Set task:
Edit the data, starting with its first line and going on through the line with "cell-model: MV-500T [240,378,301,395]", by changing "menu-separator" to "menu-divider" and leaving everything else the same.

------------------------------------------------------------

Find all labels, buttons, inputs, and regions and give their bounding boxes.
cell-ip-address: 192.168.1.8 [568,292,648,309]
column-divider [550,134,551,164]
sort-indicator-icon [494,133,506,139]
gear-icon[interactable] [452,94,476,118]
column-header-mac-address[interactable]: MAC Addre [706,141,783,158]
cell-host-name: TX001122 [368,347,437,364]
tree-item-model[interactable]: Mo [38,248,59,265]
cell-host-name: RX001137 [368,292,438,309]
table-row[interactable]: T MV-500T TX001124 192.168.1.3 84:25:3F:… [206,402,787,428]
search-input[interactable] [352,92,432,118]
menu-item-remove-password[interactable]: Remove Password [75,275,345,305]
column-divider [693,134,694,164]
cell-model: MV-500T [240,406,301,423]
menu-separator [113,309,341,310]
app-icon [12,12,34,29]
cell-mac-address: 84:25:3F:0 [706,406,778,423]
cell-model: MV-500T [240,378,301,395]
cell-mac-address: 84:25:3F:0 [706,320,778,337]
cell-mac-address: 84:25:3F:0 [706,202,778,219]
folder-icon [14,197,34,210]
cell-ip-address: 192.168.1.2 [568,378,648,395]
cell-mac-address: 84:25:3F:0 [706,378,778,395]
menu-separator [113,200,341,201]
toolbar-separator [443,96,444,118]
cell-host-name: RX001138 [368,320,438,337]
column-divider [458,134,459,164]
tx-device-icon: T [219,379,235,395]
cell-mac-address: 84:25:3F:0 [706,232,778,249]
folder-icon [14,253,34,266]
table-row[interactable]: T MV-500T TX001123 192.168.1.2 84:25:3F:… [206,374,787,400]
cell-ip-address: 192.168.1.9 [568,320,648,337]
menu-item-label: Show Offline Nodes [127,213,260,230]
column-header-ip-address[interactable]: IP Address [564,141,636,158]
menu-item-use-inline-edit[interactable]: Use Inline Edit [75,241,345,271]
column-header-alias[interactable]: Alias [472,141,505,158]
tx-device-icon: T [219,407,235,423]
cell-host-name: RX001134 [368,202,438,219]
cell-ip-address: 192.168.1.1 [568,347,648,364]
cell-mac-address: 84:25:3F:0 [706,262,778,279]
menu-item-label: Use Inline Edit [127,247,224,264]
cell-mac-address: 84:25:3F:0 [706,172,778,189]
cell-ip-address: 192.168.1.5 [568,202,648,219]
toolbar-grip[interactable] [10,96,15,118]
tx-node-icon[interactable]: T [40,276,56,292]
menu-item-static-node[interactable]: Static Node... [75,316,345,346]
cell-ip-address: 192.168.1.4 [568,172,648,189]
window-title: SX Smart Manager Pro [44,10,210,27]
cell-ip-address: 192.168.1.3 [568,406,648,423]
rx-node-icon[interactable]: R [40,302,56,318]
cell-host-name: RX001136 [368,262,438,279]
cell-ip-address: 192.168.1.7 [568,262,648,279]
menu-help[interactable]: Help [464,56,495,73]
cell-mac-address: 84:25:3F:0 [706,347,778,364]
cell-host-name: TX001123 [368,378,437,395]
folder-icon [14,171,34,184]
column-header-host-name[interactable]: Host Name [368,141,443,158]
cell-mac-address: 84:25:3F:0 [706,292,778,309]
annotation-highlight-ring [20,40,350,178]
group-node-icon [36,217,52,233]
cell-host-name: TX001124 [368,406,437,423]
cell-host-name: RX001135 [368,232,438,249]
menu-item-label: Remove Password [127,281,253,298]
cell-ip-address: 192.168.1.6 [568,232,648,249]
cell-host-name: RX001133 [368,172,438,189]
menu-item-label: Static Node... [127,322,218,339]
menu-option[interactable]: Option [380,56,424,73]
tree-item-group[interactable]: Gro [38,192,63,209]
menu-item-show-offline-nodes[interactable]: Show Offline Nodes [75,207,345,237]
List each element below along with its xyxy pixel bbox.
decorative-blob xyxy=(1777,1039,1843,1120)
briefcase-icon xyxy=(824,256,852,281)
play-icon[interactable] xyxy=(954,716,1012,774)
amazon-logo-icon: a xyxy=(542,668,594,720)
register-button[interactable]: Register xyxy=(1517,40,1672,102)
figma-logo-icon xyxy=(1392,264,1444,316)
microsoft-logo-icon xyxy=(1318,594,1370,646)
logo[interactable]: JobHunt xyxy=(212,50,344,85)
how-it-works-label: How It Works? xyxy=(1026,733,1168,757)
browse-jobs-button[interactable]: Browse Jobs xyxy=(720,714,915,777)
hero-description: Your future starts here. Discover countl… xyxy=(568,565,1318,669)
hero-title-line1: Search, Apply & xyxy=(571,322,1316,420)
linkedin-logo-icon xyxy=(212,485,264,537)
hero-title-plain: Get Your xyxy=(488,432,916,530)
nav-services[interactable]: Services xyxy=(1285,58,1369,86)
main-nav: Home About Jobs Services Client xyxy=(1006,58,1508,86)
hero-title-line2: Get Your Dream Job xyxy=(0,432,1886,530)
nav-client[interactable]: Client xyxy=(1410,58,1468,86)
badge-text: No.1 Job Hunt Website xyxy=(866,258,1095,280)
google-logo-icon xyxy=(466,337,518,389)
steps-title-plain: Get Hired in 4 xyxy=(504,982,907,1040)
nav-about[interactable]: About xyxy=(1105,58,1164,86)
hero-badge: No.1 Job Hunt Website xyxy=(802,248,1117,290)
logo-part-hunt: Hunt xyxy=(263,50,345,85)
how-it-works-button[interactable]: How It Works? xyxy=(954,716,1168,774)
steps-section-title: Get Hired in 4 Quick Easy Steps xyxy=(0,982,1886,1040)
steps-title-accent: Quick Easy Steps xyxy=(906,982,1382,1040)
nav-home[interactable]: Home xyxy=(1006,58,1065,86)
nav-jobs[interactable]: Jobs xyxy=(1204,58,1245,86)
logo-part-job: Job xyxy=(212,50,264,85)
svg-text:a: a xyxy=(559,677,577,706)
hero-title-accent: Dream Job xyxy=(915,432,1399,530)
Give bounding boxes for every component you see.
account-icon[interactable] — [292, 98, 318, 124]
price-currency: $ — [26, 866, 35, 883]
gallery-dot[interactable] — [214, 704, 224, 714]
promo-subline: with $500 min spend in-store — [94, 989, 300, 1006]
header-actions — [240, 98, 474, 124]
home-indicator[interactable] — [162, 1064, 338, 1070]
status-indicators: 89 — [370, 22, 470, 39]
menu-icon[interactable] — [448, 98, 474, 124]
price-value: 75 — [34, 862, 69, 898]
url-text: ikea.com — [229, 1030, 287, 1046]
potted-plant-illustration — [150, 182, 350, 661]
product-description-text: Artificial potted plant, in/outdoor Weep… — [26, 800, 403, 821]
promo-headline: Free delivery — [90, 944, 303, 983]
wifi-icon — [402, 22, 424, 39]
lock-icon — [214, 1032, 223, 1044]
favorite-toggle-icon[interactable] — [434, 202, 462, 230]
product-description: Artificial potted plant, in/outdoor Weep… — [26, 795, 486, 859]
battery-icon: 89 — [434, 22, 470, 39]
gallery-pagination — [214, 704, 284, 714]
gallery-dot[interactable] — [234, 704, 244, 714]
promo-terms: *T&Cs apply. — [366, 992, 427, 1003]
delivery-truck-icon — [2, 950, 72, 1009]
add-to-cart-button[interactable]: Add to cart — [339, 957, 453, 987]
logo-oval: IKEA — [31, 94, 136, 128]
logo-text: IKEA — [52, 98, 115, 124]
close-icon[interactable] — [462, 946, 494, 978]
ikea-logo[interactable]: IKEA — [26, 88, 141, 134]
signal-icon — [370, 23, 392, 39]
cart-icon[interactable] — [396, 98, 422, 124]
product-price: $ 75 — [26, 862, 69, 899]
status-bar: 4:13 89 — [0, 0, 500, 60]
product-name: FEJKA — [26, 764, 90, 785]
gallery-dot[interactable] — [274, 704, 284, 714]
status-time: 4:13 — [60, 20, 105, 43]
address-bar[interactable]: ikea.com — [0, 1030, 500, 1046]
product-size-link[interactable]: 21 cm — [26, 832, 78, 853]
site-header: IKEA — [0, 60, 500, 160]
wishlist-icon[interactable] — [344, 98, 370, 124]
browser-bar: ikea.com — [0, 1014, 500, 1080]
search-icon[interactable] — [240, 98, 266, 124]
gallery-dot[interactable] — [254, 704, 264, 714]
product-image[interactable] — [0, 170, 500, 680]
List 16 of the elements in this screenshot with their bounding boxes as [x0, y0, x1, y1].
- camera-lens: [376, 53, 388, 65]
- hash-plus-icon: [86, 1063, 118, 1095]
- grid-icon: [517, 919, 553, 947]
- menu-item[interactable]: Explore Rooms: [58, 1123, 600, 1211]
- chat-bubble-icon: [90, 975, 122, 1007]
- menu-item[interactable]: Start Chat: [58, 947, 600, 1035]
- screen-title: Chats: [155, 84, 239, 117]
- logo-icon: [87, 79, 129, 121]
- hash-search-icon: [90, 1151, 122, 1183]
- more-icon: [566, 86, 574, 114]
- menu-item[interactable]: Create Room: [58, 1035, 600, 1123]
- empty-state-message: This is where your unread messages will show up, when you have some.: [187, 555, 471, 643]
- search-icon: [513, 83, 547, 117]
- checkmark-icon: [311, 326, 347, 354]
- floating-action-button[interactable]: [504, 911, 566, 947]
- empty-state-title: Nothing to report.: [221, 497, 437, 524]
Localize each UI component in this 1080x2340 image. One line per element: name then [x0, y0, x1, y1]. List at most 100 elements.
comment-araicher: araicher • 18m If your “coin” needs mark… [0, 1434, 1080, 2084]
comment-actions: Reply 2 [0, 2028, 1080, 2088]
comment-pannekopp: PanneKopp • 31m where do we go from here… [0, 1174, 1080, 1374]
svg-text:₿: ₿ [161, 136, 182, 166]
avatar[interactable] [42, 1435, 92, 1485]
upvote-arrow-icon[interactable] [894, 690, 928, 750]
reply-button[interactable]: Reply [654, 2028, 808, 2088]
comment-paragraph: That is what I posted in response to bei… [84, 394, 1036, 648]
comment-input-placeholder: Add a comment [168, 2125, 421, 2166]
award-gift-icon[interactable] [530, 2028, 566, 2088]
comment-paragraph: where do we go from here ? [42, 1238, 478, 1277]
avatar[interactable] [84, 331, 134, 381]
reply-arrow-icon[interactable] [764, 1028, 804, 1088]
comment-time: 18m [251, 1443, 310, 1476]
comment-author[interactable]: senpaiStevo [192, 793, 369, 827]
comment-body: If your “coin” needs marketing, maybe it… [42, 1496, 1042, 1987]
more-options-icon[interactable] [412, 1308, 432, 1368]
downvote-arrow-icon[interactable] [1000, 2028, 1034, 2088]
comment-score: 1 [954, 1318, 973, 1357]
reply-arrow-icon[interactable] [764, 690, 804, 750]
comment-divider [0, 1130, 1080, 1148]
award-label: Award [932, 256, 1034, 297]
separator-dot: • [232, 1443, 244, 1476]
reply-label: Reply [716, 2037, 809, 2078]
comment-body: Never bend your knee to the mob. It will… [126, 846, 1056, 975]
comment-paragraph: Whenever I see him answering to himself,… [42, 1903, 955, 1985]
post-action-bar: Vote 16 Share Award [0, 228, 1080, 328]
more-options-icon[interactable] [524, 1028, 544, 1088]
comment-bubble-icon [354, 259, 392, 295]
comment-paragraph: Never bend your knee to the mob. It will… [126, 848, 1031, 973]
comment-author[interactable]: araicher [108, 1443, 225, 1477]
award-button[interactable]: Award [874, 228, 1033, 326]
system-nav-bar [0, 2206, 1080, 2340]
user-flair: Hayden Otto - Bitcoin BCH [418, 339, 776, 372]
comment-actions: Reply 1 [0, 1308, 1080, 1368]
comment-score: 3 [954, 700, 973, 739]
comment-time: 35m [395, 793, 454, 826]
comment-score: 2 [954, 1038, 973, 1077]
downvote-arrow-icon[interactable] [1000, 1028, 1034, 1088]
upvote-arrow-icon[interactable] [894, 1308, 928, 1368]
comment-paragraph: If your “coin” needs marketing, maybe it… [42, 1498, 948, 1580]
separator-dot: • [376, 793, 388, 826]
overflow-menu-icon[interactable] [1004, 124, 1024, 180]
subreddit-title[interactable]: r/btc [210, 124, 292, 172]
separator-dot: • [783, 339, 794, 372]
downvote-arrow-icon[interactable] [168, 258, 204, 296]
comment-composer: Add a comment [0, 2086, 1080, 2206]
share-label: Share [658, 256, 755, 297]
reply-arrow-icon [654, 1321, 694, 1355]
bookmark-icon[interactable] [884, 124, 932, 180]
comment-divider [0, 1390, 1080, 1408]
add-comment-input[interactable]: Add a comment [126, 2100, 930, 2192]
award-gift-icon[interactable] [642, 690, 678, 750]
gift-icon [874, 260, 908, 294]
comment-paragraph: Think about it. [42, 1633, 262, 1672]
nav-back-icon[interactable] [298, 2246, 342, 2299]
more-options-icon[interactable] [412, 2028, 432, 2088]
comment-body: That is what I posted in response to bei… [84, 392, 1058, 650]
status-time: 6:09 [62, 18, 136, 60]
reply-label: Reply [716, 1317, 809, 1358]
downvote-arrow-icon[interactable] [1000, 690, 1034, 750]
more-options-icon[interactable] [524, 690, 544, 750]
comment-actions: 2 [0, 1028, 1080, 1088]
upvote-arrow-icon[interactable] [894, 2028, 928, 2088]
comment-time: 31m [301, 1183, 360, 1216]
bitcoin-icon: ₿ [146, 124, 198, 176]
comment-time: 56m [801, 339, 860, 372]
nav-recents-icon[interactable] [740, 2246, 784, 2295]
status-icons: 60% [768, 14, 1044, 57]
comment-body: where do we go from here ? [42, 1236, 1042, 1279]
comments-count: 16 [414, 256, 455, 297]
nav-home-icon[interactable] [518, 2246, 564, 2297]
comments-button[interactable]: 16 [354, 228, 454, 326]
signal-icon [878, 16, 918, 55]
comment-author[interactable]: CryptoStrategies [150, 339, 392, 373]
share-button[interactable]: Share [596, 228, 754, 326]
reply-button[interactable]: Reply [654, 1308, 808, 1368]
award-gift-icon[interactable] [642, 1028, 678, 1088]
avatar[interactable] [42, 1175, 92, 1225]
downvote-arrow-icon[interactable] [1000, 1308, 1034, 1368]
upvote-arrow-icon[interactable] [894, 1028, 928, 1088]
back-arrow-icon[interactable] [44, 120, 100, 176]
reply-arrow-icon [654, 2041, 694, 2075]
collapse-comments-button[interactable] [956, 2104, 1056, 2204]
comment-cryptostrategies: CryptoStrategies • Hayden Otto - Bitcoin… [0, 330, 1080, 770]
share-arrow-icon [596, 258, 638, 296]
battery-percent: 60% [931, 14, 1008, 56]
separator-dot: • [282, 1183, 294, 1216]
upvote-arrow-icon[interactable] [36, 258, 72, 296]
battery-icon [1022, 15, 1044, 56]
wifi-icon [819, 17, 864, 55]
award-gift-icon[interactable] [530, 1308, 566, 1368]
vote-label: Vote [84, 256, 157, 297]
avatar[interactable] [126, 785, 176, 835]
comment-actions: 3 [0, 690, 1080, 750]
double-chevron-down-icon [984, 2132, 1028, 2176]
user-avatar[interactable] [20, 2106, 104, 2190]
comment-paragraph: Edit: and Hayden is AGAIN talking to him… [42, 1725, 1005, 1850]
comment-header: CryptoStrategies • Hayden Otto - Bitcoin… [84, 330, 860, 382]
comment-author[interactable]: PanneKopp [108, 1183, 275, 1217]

------------------------------------------------------------

Task output:
Find all labels, buttons, inputs, and regions and give their bounding boxes.
cell-ip-address: 192.168.1.8 [568,292,648,309]
column-divider [550,134,551,164]
sort-indicator-icon [494,133,506,139]
gear-icon[interactable] [452,94,476,118]
column-header-mac-address[interactable]: MAC Addre [706,141,783,158]
cell-host-name: TX001122 [368,347,437,364]
tree-item-model[interactable]: Mo [38,248,59,265]
cell-host-name: RX001137 [368,292,438,309]
table-row[interactable]: T MV-500T TX001124 192.168.1.3 84:25:3F:… [206,402,787,428]
search-input[interactable] [352,92,432,118]
menu-item-remove-password[interactable]: Remove Password [75,275,345,305]
column-divider [693,134,694,164]
cell-model: MV-500T [240,406,301,423]
menu-divider [113,309,341,310]
app-icon [12,12,34,29]
cell-mac-address: 84:25:3F:0 [706,406,778,423]
cell-model: MV-500T [240,378,301,395]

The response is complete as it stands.